- **Your goal**: Your task is to gather the lines below that hold the string "websites".

[Stored data]
##########

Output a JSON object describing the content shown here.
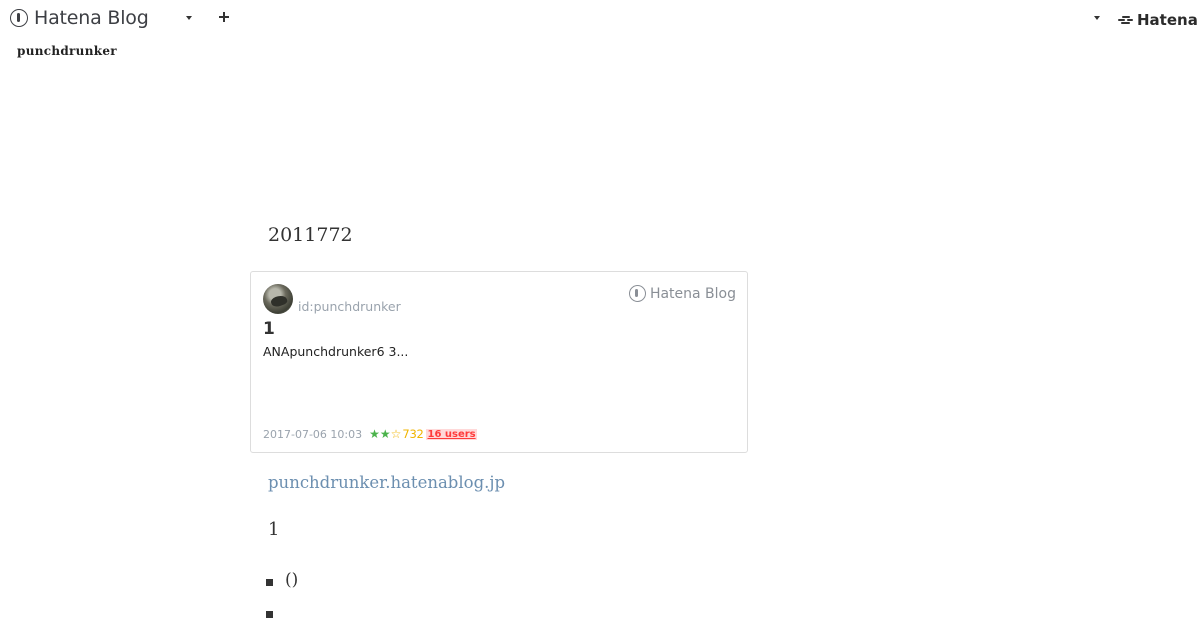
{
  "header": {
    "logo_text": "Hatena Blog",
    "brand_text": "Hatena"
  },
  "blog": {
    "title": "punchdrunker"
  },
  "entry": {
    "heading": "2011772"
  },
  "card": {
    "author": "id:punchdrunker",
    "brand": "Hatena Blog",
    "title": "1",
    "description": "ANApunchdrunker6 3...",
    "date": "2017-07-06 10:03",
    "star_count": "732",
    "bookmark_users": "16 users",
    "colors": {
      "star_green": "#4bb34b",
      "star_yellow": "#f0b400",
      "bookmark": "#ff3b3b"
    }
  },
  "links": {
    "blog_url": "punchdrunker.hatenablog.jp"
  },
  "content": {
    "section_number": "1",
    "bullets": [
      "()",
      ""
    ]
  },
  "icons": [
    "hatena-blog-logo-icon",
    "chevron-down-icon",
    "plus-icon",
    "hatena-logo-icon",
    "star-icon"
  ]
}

##########

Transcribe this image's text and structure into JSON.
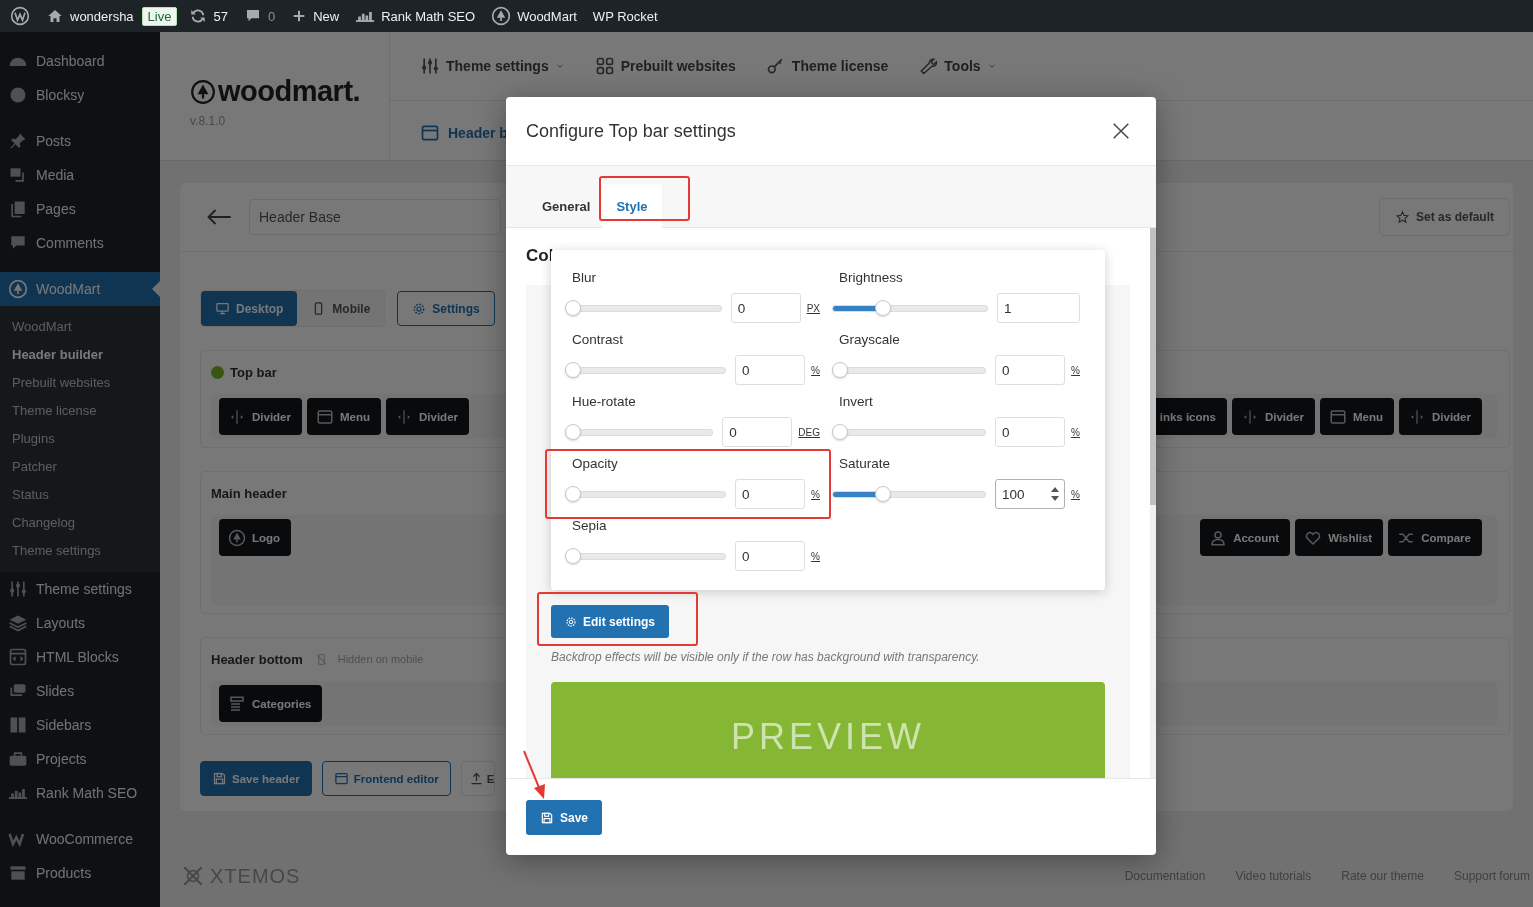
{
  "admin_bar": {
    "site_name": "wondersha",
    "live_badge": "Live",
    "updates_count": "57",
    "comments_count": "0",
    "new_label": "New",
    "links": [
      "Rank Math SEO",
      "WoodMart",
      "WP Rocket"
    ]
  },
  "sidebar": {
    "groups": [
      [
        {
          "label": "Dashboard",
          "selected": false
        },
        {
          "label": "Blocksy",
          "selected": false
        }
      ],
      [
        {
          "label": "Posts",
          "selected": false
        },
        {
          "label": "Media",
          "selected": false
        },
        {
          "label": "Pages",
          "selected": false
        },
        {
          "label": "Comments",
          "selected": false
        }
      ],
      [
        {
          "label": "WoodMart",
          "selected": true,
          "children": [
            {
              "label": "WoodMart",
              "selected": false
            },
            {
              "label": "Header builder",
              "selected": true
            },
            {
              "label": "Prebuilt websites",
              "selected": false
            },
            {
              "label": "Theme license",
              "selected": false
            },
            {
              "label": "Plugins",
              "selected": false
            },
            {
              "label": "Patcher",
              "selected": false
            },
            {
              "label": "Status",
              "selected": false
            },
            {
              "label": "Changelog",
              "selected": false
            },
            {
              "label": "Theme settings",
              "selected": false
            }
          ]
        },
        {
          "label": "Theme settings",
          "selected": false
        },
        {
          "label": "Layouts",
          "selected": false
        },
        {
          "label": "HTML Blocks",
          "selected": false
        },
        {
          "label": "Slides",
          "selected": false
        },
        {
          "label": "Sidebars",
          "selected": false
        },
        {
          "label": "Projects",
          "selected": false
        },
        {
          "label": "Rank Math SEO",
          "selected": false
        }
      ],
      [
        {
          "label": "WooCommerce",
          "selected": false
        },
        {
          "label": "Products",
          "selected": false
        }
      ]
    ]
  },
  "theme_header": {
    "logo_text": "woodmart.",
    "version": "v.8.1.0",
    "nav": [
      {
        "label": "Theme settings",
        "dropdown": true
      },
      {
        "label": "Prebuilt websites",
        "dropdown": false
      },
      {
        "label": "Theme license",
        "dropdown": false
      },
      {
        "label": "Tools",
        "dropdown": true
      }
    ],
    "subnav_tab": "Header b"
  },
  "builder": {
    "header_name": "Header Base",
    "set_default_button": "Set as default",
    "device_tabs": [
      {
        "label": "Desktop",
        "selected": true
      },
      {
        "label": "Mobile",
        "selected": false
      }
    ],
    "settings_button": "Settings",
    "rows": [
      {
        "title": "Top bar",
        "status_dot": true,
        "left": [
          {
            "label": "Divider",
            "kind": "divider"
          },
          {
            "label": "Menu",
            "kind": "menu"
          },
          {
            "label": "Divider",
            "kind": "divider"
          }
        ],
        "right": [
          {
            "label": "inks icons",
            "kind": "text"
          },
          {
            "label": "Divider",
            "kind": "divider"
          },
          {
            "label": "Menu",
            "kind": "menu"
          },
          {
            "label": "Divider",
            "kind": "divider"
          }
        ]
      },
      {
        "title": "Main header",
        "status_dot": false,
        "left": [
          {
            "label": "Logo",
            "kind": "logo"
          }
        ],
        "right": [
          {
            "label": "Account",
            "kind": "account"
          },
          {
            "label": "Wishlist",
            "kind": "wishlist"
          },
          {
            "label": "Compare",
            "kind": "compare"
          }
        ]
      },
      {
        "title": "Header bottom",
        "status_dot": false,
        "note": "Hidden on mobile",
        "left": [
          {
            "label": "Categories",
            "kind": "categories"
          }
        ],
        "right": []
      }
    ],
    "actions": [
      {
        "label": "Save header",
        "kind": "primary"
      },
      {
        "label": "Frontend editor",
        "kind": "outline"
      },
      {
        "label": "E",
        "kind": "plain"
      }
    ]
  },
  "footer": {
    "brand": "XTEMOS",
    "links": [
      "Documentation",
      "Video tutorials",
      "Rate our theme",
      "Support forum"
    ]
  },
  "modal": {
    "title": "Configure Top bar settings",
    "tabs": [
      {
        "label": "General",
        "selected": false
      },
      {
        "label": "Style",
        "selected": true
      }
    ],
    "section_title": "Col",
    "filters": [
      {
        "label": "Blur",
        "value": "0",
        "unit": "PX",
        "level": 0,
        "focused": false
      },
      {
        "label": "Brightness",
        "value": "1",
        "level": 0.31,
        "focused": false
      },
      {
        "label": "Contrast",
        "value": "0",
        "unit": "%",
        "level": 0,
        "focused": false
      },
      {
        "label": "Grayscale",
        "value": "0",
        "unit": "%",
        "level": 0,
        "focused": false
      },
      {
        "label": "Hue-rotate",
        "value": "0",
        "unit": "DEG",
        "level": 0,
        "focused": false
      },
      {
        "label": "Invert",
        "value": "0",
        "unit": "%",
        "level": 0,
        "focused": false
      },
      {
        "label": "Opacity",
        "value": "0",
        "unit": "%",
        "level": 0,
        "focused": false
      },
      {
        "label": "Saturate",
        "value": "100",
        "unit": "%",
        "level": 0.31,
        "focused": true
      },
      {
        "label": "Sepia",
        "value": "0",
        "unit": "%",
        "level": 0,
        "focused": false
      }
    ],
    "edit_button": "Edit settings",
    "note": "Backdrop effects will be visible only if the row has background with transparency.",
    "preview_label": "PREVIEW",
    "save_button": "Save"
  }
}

##########

- **Task answer**:
              "label": "Prebuilt websites",
        "label": "Prebuilt websites",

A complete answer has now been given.